Set task. Each record must be reproduced exactly as it is shown.

Data provided.
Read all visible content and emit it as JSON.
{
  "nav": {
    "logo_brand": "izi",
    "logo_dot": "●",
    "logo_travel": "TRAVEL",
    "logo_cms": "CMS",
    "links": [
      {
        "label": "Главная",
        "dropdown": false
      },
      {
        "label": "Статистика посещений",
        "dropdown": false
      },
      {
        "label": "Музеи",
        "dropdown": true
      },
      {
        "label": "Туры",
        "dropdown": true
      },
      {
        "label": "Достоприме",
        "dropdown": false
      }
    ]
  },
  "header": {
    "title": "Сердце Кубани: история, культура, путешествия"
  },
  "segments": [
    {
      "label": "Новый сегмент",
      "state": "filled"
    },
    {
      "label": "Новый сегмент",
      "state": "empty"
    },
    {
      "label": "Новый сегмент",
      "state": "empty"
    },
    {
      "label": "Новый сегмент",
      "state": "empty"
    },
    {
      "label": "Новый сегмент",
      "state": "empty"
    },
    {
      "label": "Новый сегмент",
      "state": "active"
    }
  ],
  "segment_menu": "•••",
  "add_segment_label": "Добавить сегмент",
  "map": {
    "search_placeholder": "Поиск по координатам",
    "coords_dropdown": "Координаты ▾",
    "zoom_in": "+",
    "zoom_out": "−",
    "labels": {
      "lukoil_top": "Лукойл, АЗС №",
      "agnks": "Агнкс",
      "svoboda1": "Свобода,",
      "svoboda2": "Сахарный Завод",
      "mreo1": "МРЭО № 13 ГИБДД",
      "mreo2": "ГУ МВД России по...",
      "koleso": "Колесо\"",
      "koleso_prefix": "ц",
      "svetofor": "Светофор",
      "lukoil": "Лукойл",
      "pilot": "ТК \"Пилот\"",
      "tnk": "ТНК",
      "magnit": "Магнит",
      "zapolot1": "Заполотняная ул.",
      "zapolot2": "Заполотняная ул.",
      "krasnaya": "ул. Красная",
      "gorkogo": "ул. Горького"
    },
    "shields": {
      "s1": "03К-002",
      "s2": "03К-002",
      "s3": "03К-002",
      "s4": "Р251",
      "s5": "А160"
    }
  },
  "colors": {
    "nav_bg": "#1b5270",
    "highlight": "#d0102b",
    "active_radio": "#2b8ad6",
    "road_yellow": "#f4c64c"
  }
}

The completed task.
Read all visible content and emit it as JSON.
{
  "nav": {
    "logo_brand": "izi",
    "logo_dot": "●",
    "logo_travel": "TRAVEL",
    "logo_cms": "CMS",
    "links": [
      {
        "label": "Главная",
        "dropdown": false
      },
      {
        "label": "Статистика посещений",
        "dropdown": false
      },
      {
        "label": "Музеи",
        "dropdown": true
      },
      {
        "label": "Туры",
        "dropdown": true
      },
      {
        "label": "Достоприме",
        "dropdown": false
      }
    ]
  },
  "header": {
    "title": "Сердце Кубани: история, культура, путешествия"
  },
  "segments": [
    {
      "label": "Новый сегмент",
      "state": "filled"
    },
    {
      "label": "Новый сегмент",
      "state": "empty"
    },
    {
      "label": "Новый сегмент",
      "state": "empty"
    },
    {
      "label": "Новый сегмент",
      "state": "empty"
    },
    {
      "label": "Новый сегмент",
      "state": "empty"
    },
    {
      "label": "Новый сегмент",
      "state": "active"
    }
  ],
  "segment_menu": "•••",
  "add_segment_label": "Добавить сегмент",
  "map": {
    "search_placeholder": "Поиск по координатам",
    "coords_dropdown": "Координаты ▾",
    "zoom_in": "+",
    "zoom_out": "−",
    "labels": {
      "lukoil_top": "Лукойл, АЗС №",
      "agnks": "Агнкс",
      "svoboda1": "Свобода,",
      "svoboda2": "Сахарный Завод",
      "mreo1": "МРЭО № 13 ГИБДД",
      "mreo2": "ГУ МВД России по...",
      "koleso": "Колесо\"",
      "koleso_prefix": "ц",
      "svetofor": "Светофор",
      "lukoil": "Лукойл",
      "pilot": "ТК \"Пилот\"",
      "tnk": "ТНК",
      "magnit": "Магнит",
      "zapolot1": "Заполотняная ул.",
      "zapolot2": "Заполотняная ул.",
      "krasnaya": "ул. Красная",
      "gorkogo": "ул. Горького"
    },
    "shields": {
      "s1": "03К-002",
      "s2": "03К-002",
      "s3": "03К-002",
      "s4": "Р251",
      "s5": "А160"
    }
  },
  "colors": {
    "nav_bg": "#1b5270",
    "highlight": "#d0102b",
    "active_radio": "#2b8ad6",
    "road_yellow": "#f4c64c"
  }
}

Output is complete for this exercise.